-- Data supplied start --

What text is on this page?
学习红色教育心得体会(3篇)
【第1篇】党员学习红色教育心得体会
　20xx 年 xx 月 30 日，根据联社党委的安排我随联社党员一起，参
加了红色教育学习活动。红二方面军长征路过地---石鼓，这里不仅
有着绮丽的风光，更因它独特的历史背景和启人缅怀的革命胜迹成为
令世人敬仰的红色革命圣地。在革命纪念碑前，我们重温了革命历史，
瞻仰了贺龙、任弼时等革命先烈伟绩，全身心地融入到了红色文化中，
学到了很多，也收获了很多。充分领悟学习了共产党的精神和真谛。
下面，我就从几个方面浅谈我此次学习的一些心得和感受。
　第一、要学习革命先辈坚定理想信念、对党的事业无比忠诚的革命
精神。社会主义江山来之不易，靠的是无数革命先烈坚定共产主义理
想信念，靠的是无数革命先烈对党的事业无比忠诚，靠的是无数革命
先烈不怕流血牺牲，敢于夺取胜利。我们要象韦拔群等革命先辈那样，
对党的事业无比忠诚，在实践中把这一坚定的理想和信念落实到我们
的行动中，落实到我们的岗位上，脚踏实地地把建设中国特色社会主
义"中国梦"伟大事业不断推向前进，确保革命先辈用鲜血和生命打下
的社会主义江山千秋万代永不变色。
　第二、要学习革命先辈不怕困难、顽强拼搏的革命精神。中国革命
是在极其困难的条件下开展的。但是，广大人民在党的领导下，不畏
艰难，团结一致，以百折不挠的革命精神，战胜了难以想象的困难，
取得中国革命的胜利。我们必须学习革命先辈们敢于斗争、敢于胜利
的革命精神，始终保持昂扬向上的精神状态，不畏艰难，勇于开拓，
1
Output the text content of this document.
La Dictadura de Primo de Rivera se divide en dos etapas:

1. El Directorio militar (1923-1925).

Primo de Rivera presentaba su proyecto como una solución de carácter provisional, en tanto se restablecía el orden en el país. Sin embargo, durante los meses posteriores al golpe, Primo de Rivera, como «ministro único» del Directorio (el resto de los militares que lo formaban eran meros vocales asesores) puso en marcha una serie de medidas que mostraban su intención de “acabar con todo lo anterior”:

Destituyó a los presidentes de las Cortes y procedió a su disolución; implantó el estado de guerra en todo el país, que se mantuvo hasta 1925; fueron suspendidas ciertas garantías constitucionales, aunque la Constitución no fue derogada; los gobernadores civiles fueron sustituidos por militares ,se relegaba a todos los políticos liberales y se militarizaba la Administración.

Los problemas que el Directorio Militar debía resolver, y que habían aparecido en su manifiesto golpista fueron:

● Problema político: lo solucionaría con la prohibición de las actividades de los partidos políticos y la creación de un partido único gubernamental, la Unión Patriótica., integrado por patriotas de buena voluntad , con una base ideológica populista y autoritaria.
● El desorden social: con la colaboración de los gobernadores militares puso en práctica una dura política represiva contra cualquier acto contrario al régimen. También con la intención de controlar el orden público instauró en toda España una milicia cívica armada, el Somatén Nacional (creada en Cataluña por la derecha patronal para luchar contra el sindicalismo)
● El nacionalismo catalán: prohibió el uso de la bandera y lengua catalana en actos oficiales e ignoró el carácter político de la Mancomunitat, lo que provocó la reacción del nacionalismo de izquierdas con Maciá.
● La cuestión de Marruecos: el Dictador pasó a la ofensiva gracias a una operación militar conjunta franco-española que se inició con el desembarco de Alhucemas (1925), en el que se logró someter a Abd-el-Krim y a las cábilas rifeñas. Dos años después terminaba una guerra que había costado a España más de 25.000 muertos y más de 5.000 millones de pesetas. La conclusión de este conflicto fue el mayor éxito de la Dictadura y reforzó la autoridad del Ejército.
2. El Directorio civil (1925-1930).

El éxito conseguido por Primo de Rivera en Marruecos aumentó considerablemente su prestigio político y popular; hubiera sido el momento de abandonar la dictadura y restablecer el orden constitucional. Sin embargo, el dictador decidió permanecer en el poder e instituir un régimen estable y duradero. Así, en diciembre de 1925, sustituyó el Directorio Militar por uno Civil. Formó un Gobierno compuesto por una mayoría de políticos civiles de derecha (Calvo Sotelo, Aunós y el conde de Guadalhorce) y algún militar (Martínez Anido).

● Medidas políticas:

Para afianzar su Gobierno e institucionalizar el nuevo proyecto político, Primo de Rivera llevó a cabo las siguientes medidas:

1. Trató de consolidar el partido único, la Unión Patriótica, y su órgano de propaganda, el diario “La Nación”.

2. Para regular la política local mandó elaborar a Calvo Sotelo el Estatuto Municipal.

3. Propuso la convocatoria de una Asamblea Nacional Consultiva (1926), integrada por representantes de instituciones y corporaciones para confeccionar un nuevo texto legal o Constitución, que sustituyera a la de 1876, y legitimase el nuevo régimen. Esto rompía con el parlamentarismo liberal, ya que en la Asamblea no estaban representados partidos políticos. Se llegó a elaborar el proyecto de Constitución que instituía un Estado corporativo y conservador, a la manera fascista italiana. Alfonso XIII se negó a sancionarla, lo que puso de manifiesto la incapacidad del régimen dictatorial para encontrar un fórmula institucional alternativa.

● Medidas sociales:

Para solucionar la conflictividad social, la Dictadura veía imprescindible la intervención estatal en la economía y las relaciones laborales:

-- Data supplied end --

**Task prompt:** From the records above, pick out and copy each line holding the word "carácter".

**Result of this exercise:**
Primo de Rivera presentaba su proyecto como una solución de carácter provisional, en tanto se restablecía el orden en el país. Sin embargo, durante los meses posteriores al golpe, Primo de Rivera, como «ministro único» del Directorio (el resto de los militares que lo formaban eran meros vocales asesores) puso en marcha una serie de medidas que mostraban su intención de “acabar con todo lo anterior”:
● El nacionalismo catalán: prohibió el uso de la bandera y lengua catalana en actos oficiales e ignoró el carácter político de la Mancomunitat, lo que provocó la reacción del nacionalismo de izquierdas con Maciá.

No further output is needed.